INFORMATION PROVIDED

· · · · ·

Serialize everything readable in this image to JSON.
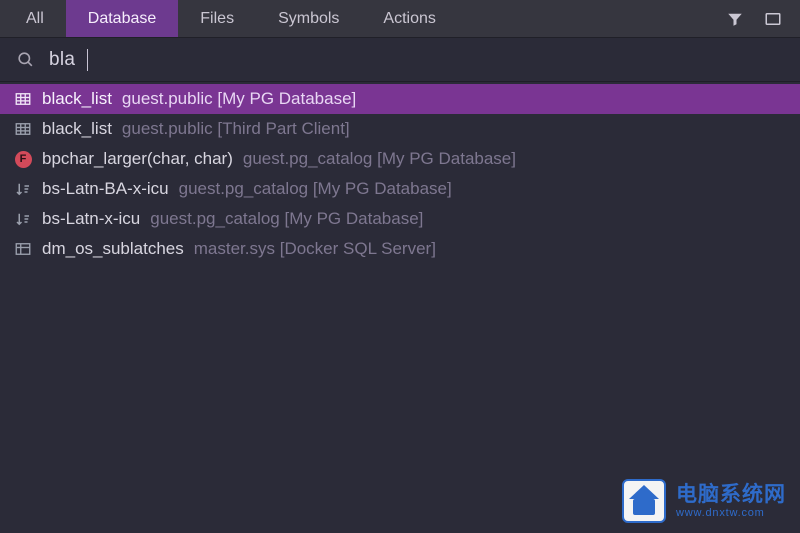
{
  "tabs": {
    "items": [
      {
        "label": "All",
        "active": false
      },
      {
        "label": "Database",
        "active": true
      },
      {
        "label": "Files",
        "active": false
      },
      {
        "label": "Symbols",
        "active": false
      },
      {
        "label": "Actions",
        "active": false
      }
    ]
  },
  "search": {
    "value": "bla",
    "placeholder": ""
  },
  "results": [
    {
      "icon": "table-icon",
      "name": "black_list",
      "meta": "guest.public [My PG Database]",
      "selected": true
    },
    {
      "icon": "table-icon",
      "name": "black_list",
      "meta": "guest.public [Third Part Client]",
      "selected": false
    },
    {
      "icon": "function-icon",
      "name": "bpchar_larger(char, char)",
      "meta": "guest.pg_catalog [My PG Database]",
      "selected": false
    },
    {
      "icon": "collation-icon",
      "name": "bs-Latn-BA-x-icu",
      "meta": "guest.pg_catalog [My PG Database]",
      "selected": false
    },
    {
      "icon": "collation-icon",
      "name": "bs-Latn-x-icu",
      "meta": "guest.pg_catalog [My PG Database]",
      "selected": false
    },
    {
      "icon": "view-icon",
      "name": "dm_os_sublatches",
      "meta": "master.sys [Docker SQL Server]",
      "selected": false
    }
  ],
  "watermark": {
    "title": "电脑系统网",
    "subtitle": "www.dnxtw.com"
  }
}
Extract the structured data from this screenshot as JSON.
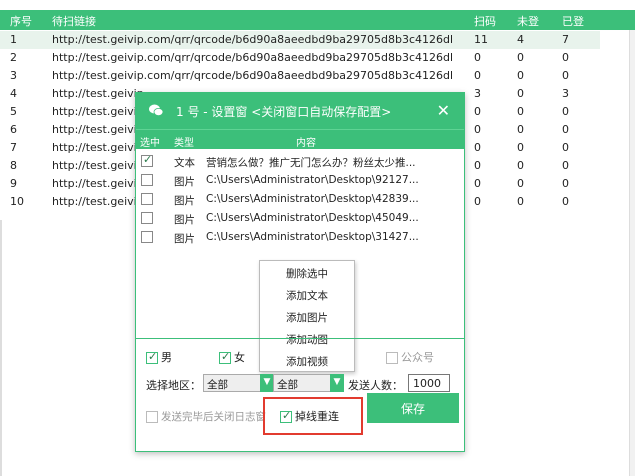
{
  "table": {
    "headers": {
      "no": "序号",
      "url": "待扫链接",
      "scanned": "扫码",
      "not_logged": "未登",
      "logged": "已登"
    },
    "rows": [
      {
        "no": "1",
        "url": "http://test.geivip.com/qrr/qrcode/b6d90a8aeedbd9ba29705d8b3c4126db_1",
        "scanned": "11",
        "not_logged": "4",
        "logged": "7"
      },
      {
        "no": "2",
        "url": "http://test.geivip.com/qrr/qrcode/b6d90a8aeedbd9ba29705d8b3c4126db_2",
        "scanned": "0",
        "not_logged": "0",
        "logged": "0"
      },
      {
        "no": "3",
        "url": "http://test.geivip.com/qrr/qrcode/b6d90a8aeedbd9ba29705d8b3c4126db_3",
        "scanned": "0",
        "not_logged": "0",
        "logged": "0"
      },
      {
        "no": "4",
        "url": "http://test.geivip",
        "scanned": "3",
        "not_logged": "0",
        "logged": "3"
      },
      {
        "no": "5",
        "url": "http://test.geivip",
        "scanned": "0",
        "not_logged": "0",
        "logged": "0"
      },
      {
        "no": "6",
        "url": "http://test.geivip",
        "scanned": "0",
        "not_logged": "0",
        "logged": "0"
      },
      {
        "no": "7",
        "url": "http://test.geivip",
        "scanned": "0",
        "not_logged": "0",
        "logged": "0"
      },
      {
        "no": "8",
        "url": "http://test.geivip",
        "scanned": "0",
        "not_logged": "0",
        "logged": "0"
      },
      {
        "no": "9",
        "url": "http://test.geivip",
        "scanned": "0",
        "not_logged": "0",
        "logged": "0"
      },
      {
        "no": "10",
        "url": "http://test.geivip",
        "scanned": "0",
        "not_logged": "0",
        "logged": "0"
      }
    ]
  },
  "dialog": {
    "title": "1 号 - 设置窗 <关闭窗口自动保存配置>",
    "close": "✕",
    "list_headers": {
      "select": "选中",
      "type": "类型",
      "content": "内容"
    },
    "items": [
      {
        "checked": true,
        "type": "文本",
        "content": "营销怎么做？推广无门怎么办？粉丝太少推..."
      },
      {
        "checked": false,
        "type": "图片",
        "content": "C:\\Users\\Administrator\\Desktop\\92127..."
      },
      {
        "checked": false,
        "type": "图片",
        "content": "C:\\Users\\Administrator\\Desktop\\42839..."
      },
      {
        "checked": false,
        "type": "图片",
        "content": "C:\\Users\\Administrator\\Desktop\\45049..."
      },
      {
        "checked": false,
        "type": "图片",
        "content": "C:\\Users\\Administrator\\Desktop\\31427..."
      }
    ],
    "context_menu": [
      "删除选中",
      "添加文本",
      "添加图片",
      "添加动图",
      "添加视频"
    ],
    "gender_male": "男",
    "gender_female": "女",
    "public_account": "公众号",
    "region_label": "选择地区：",
    "region1": "全部",
    "region2": "全部",
    "send_label": "发送人数：",
    "send_count": "1000",
    "close_log_label": "发送完毕后关闭日志窗",
    "dropout_label": "掉线重连",
    "save_label": "保存"
  },
  "colors": {
    "accent": "#3cbf7a",
    "highlight": "#e23b2f"
  }
}
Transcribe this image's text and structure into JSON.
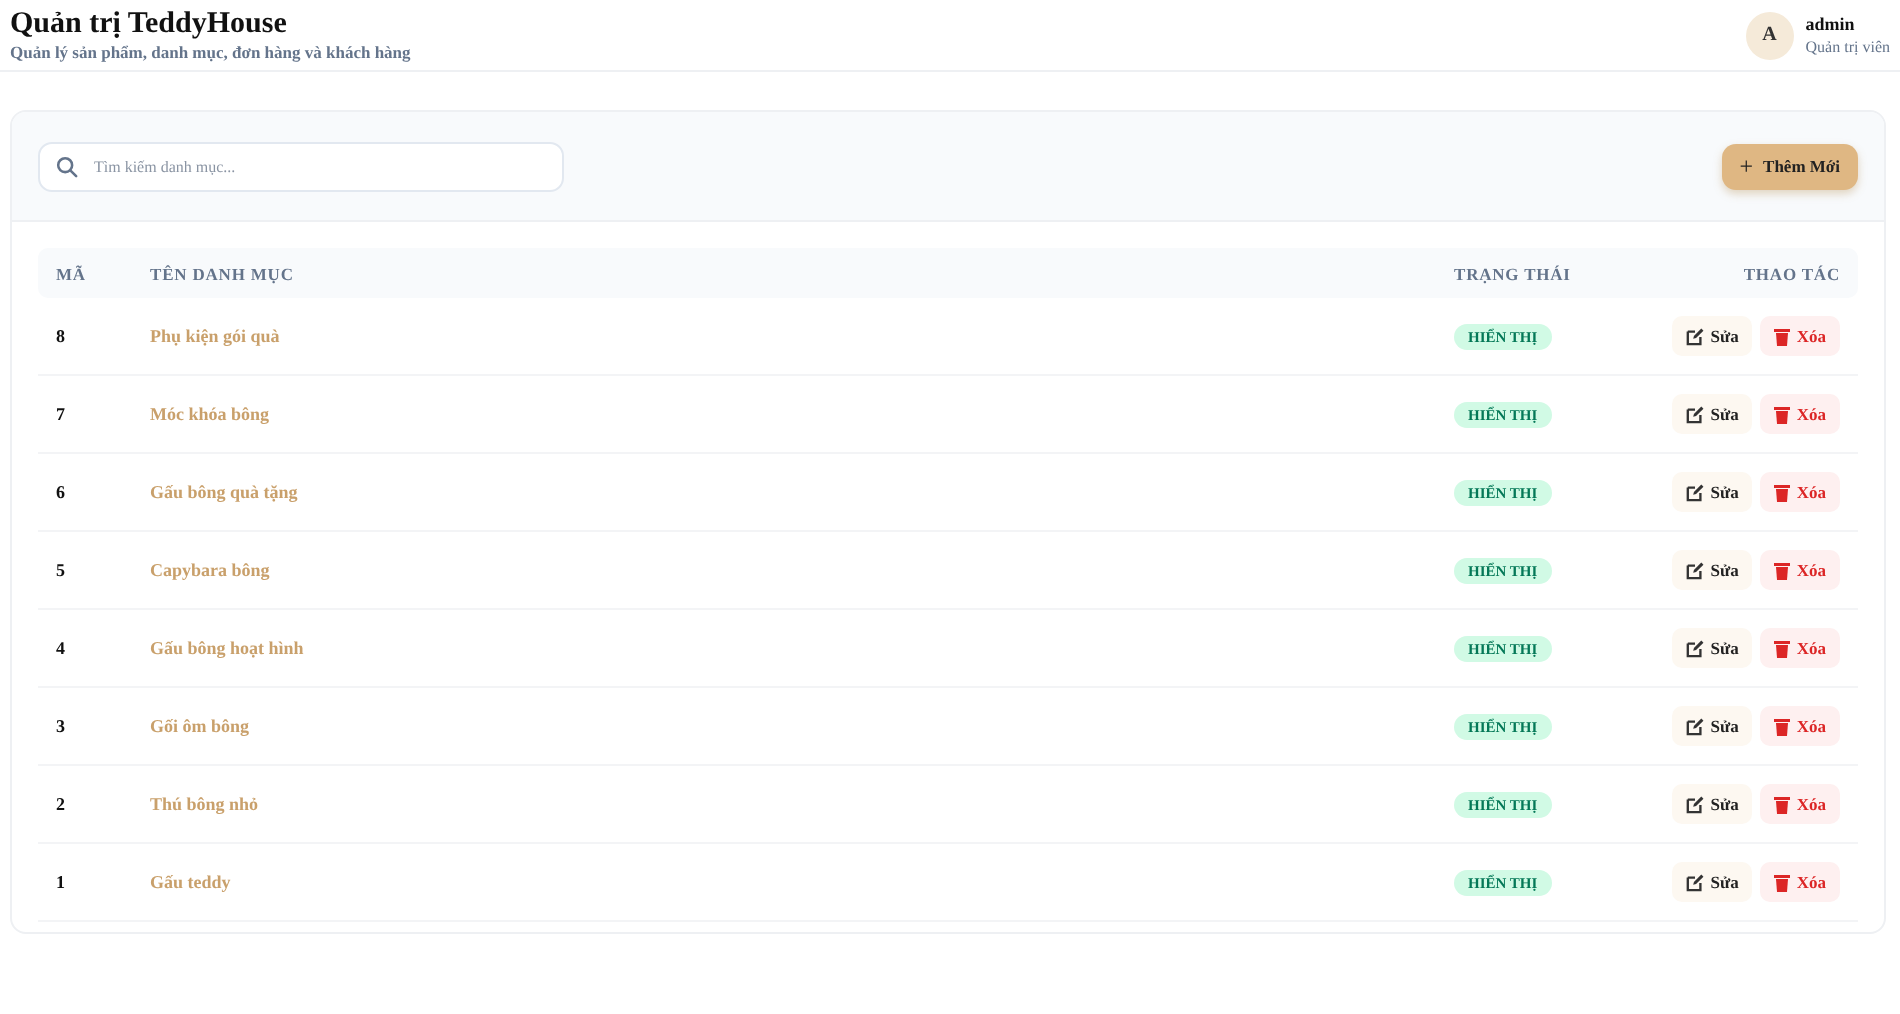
{
  "header": {
    "title": "Quản trị TeddyHouse",
    "subtitle": "Quản lý sản phẩm, danh mục, đơn hàng và khách hàng",
    "user": {
      "avatar": "A",
      "name": "admin",
      "role": "Quản trị viên"
    }
  },
  "toolbar": {
    "search": {
      "placeholder": "Tìm kiếm danh mục..."
    },
    "add_button": {
      "icon": "+",
      "label": "Thêm Mới"
    }
  },
  "table": {
    "columns": [
      "MÃ",
      "TÊN DANH MỤC",
      "TRẠNG THÁI",
      "THAO TÁC"
    ],
    "rows": [
      {
        "id": "8",
        "name": "Phụ kiện gói quà",
        "status": "HIỂN THỊ",
        "visible": true,
        "edit": "Sửa",
        "delete": "Xóa"
      },
      {
        "id": "7",
        "name": "Móc khóa bông",
        "status": "HIỂN THỊ",
        "visible": true,
        "edit": "Sửa",
        "delete": "Xóa"
      },
      {
        "id": "6",
        "name": "Gấu bông quà tặng",
        "status": "HIỂN THỊ",
        "visible": true,
        "edit": "Sửa",
        "delete": "Xóa"
      },
      {
        "id": "5",
        "name": "Capybara bông",
        "status": "HIỂN THỊ",
        "visible": true,
        "edit": "Sửa",
        "delete": "Xóa"
      },
      {
        "id": "4",
        "name": "Gấu bông hoạt hình",
        "status": "HIỂN THỊ",
        "visible": true,
        "edit": "Sửa",
        "delete": "Xóa"
      },
      {
        "id": "3",
        "name": "Gối ôm bông",
        "status": "HIỂN THỊ",
        "visible": true,
        "edit": "Sửa",
        "delete": "Xóa"
      },
      {
        "id": "2",
        "name": "Thú bông nhỏ",
        "status": "HIỂN THỊ",
        "visible": true,
        "edit": "Sửa",
        "delete": "Xóa"
      },
      {
        "id": "1",
        "name": "Gấu teddy",
        "status": "HIỂN THỊ",
        "visible": true,
        "edit": "Sửa",
        "delete": "Xóa"
      }
    ]
  }
}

· · · · ·

WRITTEN REQUEST
Give every record again exactly, apart from the pictures, which stay out.

REPLY
Serialize everything readable in this image to JSON.
{
  "tabs": {
    "items": [
      {
        "label": "All",
        "active": false
      },
      {
        "label": "Database",
        "active": true
      },
      {
        "label": "Files",
        "active": false
      },
      {
        "label": "Symbols",
        "active": false
      },
      {
        "label": "Actions",
        "active": false
      }
    ]
  },
  "search": {
    "value": "bla",
    "placeholder": ""
  },
  "results": [
    {
      "icon": "table-icon",
      "name": "black_list",
      "meta": "guest.public [My PG Database]",
      "selected": true
    },
    {
      "icon": "table-icon",
      "name": "black_list",
      "meta": "guest.public [Third Part Client]",
      "selected": false
    },
    {
      "icon": "function-icon",
      "name": "bpchar_larger(char, char)",
      "meta": "guest.pg_catalog [My PG Database]",
      "selected": false
    },
    {
      "icon": "collation-icon",
      "name": "bs-Latn-BA-x-icu",
      "meta": "guest.pg_catalog [My PG Database]",
      "selected": false
    },
    {
      "icon": "collation-icon",
      "name": "bs-Latn-x-icu",
      "meta": "guest.pg_catalog [My PG Database]",
      "selected": false
    },
    {
      "icon": "view-icon",
      "name": "dm_os_sublatches",
      "meta": "master.sys [Docker SQL Server]",
      "selected": false
    }
  ],
  "watermark": {
    "title": "电脑系统网",
    "subtitle": "www.dnxtw.com"
  }
}
Extract the structured data from this screenshot as JSON.
{
  "table": {
    "headers": {
      "no": "序号",
      "url": "待扫链接",
      "scanned": "扫码",
      "not_logged": "未登",
      "logged": "已登"
    },
    "rows": [
      {
        "no": "1",
        "url": "http://test.geivip.com/qrr/qrcode/b6d90a8aeedbd9ba29705d8b3c4126db_1",
        "scanned": "11",
        "not_logged": "4",
        "logged": "7"
      },
      {
        "no": "2",
        "url": "http://test.geivip.com/qrr/qrcode/b6d90a8aeedbd9ba29705d8b3c4126db_2",
        "scanned": "0",
        "not_logged": "0",
        "logged": "0"
      },
      {
        "no": "3",
        "url": "http://test.geivip.com/qrr/qrcode/b6d90a8aeedbd9ba29705d8b3c4126db_3",
        "scanned": "0",
        "not_logged": "0",
        "logged": "0"
      },
      {
        "no": "4",
        "url": "http://test.geivip",
        "scanned": "3",
        "not_logged": "0",
        "logged": "3"
      },
      {
        "no": "5",
        "url": "http://test.geivip",
        "scanned": "0",
        "not_logged": "0",
        "logged": "0"
      },
      {
        "no": "6",
        "url": "http://test.geivip",
        "scanned": "0",
        "not_logged": "0",
        "logged": "0"
      },
      {
        "no": "7",
        "url": "http://test.geivip",
        "scanned": "0",
        "not_logged": "0",
        "logged": "0"
      },
      {
        "no": "8",
        "url": "http://test.geivip",
        "scanned": "0",
        "not_logged": "0",
        "logged": "0"
      },
      {
        "no": "9",
        "url": "http://test.geivip",
        "scanned": "0",
        "not_logged": "0",
        "logged": "0"
      },
      {
        "no": "10",
        "url": "http://test.geivip",
        "scanned": "0",
        "not_logged": "0",
        "logged": "0"
      }
    ]
  },
  "dialog": {
    "title": "1 号 - 设置窗 <关闭窗口自动保存配置>",
    "close": "✕",
    "list_headers": {
      "select": "选中",
      "type": "类型",
      "content": "内容"
    },
    "items": [
      {
        "checked": true,
        "type": "文本",
        "content": "营销怎么做？推广无门怎么办？粉丝太少推..."
      },
      {
        "checked": false,
        "type": "图片",
        "content": "C:\\Users\\Administrator\\Desktop\\92127..."
      },
      {
        "checked": false,
        "type": "图片",
        "content": "C:\\Users\\Administrator\\Desktop\\42839..."
      },
      {
        "checked": false,
        "type": "图片",
        "content": "C:\\Users\\Administrator\\Desktop\\45049..."
      },
      {
        "checked": false,
        "type": "图片",
        "content": "C:\\Users\\Administrator\\Desktop\\31427..."
      }
    ],
    "context_menu": [
      "删除选中",
      "添加文本",
      "添加图片",
      "添加动图",
      "添加视频"
    ],
    "gender_male": "男",
    "gender_female": "女",
    "public_account": "公众号",
    "region_label": "选择地区：",
    "region1": "全部",
    "region2": "全部",
    "send_label": "发送人数：",
    "send_count": "1000",
    "close_log_label": "发送完毕后关闭日志窗",
    "dropout_label": "掉线重连",
    "save_label": "保存"
  },
  "colors": {
    "accent": "#3cbf7a",
    "highlight": "#e23b2f"
  }
}
Transcribe this image's text and structure into JSON.
{
  "header": {
    "title": "Quản trị TeddyHouse",
    "subtitle": "Quản lý sản phẩm, danh mục, đơn hàng và khách hàng",
    "user": {
      "avatar": "A",
      "name": "admin",
      "role": "Quản trị viên"
    }
  },
  "toolbar": {
    "search": {
      "placeholder": "Tìm kiếm danh mục..."
    },
    "add_button": {
      "icon": "+",
      "label": "Thêm Mới"
    }
  },
  "table": {
    "columns": [
      "MÃ",
      "TÊN DANH MỤC",
      "TRẠNG THÁI",
      "THAO TÁC"
    ],
    "rows": [
      {
        "id": "8",
        "name": "Phụ kiện gói quà",
        "status": "HIỂN THỊ",
        "visible": true,
        "edit": "Sửa",
        "delete": "Xóa"
      },
      {
        "id": "7",
        "name": "Móc khóa bông",
        "status": "HIỂN THỊ",
        "visible": true,
        "edit": "Sửa",
        "delete": "Xóa"
      },
      {
        "id": "6",
        "name": "Gấu bông quà tặng",
        "status": "HIỂN THỊ",
        "visible": true,
        "edit": "Sửa",
        "delete": "Xóa"
      },
      {
        "id": "5",
        "name": "Capybara bông",
        "status": "HIỂN THỊ",
        "visible": true,
        "edit": "Sửa",
        "delete": "Xóa"
      },
      {
        "id": "4",
        "name": "Gấu bông hoạt hình",
        "status": "HIỂN THỊ",
        "visible": true,
        "edit": "Sửa",
        "delete": "Xóa"
      },
      {
        "id": "3",
        "name": "Gối ôm bông",
        "status": "HIỂN THỊ",
        "visible": true,
        "edit": "Sửa",
        "delete": "Xóa"
      },
      {
        "id": "2",
        "name": "Thú bông nhỏ",
        "status": "HIỂN THỊ",
        "visible": true,
        "edit": "Sửa",
        "delete": "Xóa"
      },
      {
        "id": "1",
        "name": "Gấu teddy",
        "status": "HIỂN THỊ",
        "visible": true,
        "edit": "Sửa",
        "delete": "Xóa"
      }
    ]
  }
}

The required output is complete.